------ Extracted information ------
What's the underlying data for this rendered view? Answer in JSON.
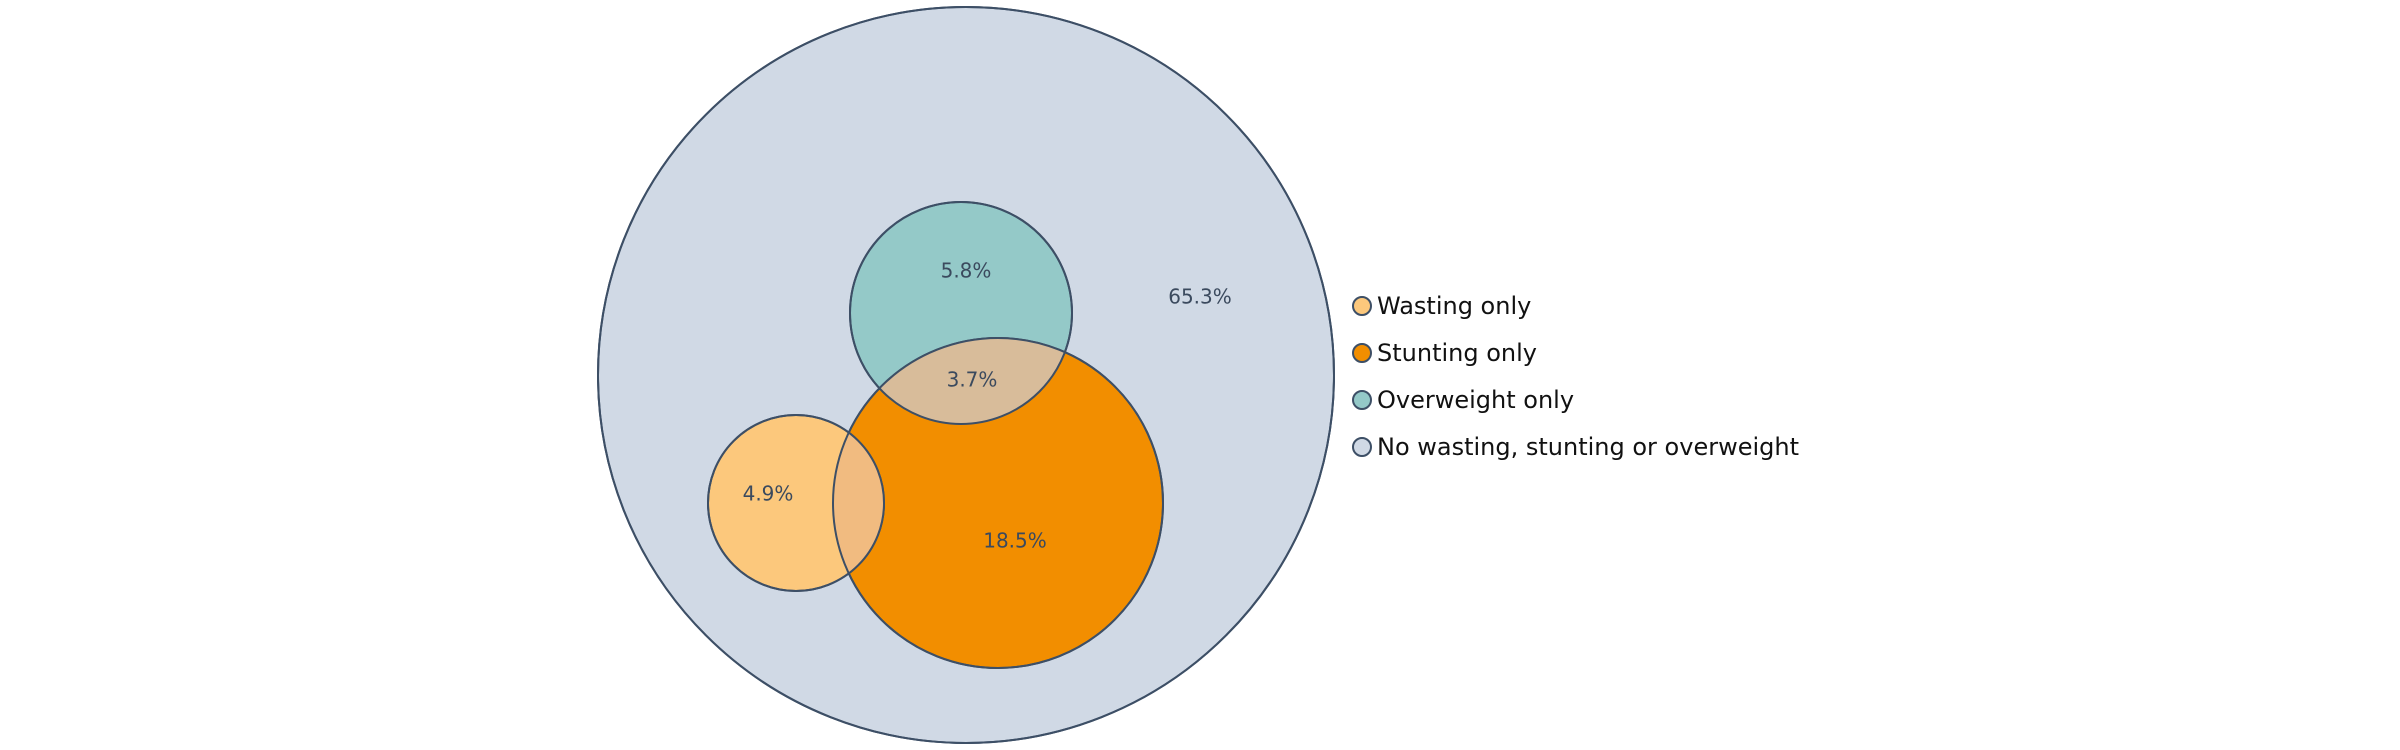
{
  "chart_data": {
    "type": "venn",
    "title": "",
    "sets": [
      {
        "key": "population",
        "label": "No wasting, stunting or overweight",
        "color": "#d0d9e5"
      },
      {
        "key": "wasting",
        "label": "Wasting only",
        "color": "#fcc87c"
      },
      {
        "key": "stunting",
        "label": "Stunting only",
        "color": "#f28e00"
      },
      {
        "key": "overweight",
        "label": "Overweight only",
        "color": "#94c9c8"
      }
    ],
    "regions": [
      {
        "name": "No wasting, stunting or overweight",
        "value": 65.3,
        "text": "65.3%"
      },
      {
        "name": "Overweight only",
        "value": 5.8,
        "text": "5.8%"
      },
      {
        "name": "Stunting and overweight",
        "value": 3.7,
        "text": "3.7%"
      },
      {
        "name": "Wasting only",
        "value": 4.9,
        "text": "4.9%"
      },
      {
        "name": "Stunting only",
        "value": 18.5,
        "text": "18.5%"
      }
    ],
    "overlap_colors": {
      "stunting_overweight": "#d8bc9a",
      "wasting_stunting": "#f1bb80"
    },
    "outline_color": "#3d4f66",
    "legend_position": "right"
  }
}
------
▶ [Exercise goal]:
Leave out the pictures and return every record word for word.

▶ [Worked solution]:
What's the underlying data for this rendered view? Answer in JSON.
{
  "chart_data": {
    "type": "venn",
    "title": "",
    "sets": [
      {
        "key": "population",
        "label": "No wasting, stunting or overweight",
        "color": "#d0d9e5"
      },
      {
        "key": "wasting",
        "label": "Wasting only",
        "color": "#fcc87c"
      },
      {
        "key": "stunting",
        "label": "Stunting only",
        "color": "#f28e00"
      },
      {
        "key": "overweight",
        "label": "Overweight only",
        "color": "#94c9c8"
      }
    ],
    "regions": [
      {
        "name": "No wasting, stunting or overweight",
        "value": 65.3,
        "text": "65.3%"
      },
      {
        "name": "Overweight only",
        "value": 5.8,
        "text": "5.8%"
      },
      {
        "name": "Stunting and overweight",
        "value": 3.7,
        "text": "3.7%"
      },
      {
        "name": "Wasting only",
        "value": 4.9,
        "text": "4.9%"
      },
      {
        "name": "Stunting only",
        "value": 18.5,
        "text": "18.5%"
      }
    ],
    "overlap_colors": {
      "stunting_overweight": "#d8bc9a",
      "wasting_stunting": "#f1bb80"
    },
    "outline_color": "#3d4f66",
    "legend_position": "right"
  }
}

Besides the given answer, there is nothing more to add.